■ **Directions for this task**
Read the lines that follow and pick out every one containing the word "change".

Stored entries
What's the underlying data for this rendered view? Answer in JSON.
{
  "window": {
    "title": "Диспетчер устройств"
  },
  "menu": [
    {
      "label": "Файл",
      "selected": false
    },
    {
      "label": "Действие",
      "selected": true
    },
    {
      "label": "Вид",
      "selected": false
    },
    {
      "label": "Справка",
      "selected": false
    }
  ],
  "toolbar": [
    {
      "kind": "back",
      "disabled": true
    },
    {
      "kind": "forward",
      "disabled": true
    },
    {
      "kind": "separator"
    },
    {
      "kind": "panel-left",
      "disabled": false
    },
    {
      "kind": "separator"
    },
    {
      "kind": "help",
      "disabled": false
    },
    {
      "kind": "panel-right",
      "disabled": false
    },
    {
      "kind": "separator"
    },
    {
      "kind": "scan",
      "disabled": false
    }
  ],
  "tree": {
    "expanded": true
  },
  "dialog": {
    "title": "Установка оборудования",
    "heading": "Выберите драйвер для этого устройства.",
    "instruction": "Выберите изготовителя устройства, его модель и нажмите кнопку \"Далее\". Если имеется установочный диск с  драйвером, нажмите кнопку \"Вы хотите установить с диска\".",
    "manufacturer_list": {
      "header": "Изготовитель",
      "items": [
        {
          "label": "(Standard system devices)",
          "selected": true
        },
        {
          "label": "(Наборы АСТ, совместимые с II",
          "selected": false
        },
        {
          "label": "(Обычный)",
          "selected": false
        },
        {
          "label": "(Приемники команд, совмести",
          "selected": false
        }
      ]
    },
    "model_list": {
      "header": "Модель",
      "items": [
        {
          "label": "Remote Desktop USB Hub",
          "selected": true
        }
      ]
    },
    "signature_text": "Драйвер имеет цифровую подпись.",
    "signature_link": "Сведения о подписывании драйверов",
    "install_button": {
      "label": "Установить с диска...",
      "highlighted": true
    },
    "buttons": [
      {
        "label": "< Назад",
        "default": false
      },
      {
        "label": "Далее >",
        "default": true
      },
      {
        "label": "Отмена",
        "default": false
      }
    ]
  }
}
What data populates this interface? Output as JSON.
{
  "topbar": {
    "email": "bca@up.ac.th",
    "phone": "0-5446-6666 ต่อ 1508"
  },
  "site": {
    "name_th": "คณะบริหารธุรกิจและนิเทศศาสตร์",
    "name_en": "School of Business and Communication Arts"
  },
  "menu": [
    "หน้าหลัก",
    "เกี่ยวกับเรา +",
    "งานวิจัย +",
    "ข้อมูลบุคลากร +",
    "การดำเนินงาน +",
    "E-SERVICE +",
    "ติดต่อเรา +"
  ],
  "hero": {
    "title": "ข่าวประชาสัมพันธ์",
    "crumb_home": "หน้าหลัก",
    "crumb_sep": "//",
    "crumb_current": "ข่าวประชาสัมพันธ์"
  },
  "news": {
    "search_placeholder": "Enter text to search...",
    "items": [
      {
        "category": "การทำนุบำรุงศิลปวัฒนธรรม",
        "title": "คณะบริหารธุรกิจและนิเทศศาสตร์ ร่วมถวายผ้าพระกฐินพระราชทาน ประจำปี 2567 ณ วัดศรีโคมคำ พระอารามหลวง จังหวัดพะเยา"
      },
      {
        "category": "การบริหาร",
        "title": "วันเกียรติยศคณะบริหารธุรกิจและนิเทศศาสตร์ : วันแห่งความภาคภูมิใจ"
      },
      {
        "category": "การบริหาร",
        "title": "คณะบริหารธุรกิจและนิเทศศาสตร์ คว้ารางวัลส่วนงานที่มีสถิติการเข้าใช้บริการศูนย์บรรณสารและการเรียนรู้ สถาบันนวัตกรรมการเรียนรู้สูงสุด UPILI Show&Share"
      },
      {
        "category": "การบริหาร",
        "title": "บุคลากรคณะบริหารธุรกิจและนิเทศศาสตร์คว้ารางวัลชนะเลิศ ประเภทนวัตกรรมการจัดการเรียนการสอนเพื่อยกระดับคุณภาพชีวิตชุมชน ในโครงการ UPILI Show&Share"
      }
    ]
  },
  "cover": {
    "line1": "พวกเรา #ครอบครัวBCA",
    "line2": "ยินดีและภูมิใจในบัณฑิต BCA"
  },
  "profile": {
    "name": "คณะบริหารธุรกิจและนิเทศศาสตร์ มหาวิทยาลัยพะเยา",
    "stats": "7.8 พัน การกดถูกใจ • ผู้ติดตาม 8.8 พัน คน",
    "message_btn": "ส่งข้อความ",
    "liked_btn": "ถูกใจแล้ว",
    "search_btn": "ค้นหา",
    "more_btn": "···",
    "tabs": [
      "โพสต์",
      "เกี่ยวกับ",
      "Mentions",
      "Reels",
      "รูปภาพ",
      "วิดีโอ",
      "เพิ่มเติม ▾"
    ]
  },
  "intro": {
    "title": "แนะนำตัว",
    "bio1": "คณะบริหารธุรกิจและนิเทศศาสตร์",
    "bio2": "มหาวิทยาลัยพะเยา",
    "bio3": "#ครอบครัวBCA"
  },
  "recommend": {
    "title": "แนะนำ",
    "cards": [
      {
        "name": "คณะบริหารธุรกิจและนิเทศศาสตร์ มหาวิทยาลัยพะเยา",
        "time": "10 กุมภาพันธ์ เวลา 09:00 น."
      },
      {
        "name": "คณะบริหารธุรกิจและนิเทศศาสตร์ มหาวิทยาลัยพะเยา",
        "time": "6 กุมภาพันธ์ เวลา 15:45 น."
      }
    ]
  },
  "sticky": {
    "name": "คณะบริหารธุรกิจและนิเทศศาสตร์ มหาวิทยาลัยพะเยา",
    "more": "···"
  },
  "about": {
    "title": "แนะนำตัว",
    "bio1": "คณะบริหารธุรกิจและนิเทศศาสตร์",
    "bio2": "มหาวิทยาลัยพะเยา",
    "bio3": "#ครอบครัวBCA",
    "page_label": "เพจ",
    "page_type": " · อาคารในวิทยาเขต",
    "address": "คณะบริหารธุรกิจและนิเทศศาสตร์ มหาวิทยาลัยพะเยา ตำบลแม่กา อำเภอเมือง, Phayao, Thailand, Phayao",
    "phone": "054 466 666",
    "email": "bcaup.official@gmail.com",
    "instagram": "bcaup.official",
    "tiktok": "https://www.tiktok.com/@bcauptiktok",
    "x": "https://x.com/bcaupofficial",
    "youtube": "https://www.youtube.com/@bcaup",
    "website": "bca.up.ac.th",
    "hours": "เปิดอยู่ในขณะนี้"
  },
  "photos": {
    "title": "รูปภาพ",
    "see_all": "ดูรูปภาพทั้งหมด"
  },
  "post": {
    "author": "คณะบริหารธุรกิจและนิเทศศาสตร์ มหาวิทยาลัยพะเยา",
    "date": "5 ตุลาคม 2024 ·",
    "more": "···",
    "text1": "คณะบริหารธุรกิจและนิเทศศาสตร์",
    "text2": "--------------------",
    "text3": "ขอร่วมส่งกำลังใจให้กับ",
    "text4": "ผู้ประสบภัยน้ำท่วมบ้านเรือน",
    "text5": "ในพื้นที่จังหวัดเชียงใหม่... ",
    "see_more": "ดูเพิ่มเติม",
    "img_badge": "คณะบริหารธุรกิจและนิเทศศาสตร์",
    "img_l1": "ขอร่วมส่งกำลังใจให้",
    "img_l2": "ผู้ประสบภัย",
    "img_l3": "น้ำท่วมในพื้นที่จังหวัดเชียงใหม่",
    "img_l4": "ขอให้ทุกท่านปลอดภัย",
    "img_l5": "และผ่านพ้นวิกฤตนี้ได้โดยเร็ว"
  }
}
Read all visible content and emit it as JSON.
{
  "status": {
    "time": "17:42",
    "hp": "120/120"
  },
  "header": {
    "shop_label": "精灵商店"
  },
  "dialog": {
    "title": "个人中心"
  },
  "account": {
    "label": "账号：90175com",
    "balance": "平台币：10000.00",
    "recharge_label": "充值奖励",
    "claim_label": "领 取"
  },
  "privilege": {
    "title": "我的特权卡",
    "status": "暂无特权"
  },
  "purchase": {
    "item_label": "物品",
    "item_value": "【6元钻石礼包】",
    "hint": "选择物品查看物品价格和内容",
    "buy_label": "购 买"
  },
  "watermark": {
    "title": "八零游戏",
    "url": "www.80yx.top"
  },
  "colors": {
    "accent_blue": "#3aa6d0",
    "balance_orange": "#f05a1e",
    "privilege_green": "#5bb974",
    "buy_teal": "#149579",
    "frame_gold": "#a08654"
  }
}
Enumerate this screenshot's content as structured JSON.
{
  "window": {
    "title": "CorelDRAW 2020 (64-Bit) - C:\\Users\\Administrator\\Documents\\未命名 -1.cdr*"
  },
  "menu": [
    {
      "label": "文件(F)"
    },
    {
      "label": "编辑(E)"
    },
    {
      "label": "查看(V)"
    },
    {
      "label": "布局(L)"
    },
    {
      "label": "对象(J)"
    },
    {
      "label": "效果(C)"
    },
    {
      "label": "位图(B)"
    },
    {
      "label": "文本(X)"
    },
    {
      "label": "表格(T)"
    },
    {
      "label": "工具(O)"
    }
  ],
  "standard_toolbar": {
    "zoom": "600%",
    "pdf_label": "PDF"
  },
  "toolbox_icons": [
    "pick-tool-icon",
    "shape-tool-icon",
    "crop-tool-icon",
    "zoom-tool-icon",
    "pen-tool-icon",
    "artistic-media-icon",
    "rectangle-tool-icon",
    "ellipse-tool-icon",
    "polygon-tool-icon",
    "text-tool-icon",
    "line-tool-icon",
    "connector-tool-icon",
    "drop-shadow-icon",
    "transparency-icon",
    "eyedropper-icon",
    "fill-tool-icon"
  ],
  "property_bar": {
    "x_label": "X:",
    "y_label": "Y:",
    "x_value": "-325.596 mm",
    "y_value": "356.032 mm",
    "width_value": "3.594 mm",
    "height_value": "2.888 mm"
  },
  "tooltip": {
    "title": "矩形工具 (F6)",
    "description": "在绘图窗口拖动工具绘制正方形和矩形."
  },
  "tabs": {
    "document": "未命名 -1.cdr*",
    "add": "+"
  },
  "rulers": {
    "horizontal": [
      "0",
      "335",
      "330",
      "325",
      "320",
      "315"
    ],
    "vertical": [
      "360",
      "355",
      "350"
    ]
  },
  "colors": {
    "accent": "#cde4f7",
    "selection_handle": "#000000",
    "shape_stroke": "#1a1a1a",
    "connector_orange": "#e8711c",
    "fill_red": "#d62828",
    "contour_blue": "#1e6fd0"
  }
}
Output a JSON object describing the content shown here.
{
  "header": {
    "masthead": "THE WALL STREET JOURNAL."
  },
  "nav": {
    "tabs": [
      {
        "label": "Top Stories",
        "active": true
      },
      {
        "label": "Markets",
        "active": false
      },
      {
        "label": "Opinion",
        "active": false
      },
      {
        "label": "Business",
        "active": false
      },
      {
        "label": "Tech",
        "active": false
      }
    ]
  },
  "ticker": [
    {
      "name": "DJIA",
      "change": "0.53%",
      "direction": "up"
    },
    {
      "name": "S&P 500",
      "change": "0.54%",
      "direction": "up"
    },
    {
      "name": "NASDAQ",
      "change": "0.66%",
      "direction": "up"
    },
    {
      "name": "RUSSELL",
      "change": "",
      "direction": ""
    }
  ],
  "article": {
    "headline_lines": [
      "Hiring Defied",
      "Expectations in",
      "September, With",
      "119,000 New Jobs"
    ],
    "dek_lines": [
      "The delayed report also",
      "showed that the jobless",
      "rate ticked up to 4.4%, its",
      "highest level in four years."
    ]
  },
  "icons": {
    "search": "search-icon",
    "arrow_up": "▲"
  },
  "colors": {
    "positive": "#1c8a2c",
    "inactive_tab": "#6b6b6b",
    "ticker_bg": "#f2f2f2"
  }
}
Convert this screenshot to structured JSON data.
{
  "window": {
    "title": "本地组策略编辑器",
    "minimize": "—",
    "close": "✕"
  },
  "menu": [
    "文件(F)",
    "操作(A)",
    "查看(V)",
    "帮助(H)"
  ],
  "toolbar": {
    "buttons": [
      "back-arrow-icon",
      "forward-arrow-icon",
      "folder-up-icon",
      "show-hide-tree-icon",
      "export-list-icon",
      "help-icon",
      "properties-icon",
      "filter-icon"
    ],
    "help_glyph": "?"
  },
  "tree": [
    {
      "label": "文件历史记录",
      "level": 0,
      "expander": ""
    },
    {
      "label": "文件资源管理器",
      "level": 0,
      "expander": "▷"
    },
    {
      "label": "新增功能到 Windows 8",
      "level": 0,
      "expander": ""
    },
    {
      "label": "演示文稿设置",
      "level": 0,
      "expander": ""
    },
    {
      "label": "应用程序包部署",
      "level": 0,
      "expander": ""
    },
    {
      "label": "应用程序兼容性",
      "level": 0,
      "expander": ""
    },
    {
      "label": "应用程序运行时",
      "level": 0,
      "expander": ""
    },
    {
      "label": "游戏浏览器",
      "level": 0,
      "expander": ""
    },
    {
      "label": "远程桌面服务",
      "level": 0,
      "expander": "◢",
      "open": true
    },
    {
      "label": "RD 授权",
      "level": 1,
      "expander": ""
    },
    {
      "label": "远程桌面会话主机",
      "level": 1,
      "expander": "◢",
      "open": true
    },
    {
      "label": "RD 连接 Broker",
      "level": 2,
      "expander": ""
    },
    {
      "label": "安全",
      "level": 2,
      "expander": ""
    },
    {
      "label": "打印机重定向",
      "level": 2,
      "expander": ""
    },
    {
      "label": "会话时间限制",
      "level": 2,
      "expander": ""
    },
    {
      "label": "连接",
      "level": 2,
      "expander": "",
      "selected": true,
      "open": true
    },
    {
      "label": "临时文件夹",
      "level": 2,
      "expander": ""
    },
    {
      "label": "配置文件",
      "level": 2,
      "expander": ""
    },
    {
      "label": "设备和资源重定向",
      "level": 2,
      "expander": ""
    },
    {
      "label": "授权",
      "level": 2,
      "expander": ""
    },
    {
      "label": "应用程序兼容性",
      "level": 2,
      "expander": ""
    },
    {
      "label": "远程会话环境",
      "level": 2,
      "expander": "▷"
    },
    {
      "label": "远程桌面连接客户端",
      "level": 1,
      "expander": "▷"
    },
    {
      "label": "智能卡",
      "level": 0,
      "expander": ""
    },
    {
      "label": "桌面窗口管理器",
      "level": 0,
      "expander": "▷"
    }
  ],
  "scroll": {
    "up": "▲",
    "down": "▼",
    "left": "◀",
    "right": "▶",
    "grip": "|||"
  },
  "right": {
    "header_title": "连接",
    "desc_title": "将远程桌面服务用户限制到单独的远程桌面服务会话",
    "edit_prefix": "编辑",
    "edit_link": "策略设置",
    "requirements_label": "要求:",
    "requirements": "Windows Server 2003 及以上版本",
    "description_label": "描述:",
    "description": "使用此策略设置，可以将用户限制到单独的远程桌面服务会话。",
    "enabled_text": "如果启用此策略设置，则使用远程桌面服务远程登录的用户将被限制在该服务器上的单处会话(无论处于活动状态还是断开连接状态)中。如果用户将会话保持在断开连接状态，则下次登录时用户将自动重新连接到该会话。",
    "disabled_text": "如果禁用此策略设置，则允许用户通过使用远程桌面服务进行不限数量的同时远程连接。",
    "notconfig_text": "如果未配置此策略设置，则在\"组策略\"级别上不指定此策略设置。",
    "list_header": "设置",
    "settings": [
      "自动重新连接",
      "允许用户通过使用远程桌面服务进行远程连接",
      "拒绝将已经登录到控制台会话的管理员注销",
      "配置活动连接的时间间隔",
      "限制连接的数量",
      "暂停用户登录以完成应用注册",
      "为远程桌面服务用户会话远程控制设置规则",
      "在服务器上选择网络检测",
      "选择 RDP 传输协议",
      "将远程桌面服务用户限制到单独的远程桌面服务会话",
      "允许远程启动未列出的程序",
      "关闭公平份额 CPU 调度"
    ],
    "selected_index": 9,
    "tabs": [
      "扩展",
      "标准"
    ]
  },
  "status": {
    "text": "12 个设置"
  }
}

■ **Result of the exercise**
      "change": "0.53%",
      "change": "0.54%",
      "change": "0.66%",
      "change": "",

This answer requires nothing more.